#### RECORD EXCERPTS

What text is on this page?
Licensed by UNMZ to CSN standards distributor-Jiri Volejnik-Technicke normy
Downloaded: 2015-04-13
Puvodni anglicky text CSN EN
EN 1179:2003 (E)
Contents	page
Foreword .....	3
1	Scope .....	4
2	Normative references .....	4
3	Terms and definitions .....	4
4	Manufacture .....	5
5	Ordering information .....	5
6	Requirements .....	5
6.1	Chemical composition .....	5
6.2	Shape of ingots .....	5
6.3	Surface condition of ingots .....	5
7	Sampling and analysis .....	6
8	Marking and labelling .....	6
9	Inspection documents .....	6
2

########

TO BE DONE
Provide the number of lines in the data above that contain the string "ingots", and nothing else.

EXERCISE RESULT
2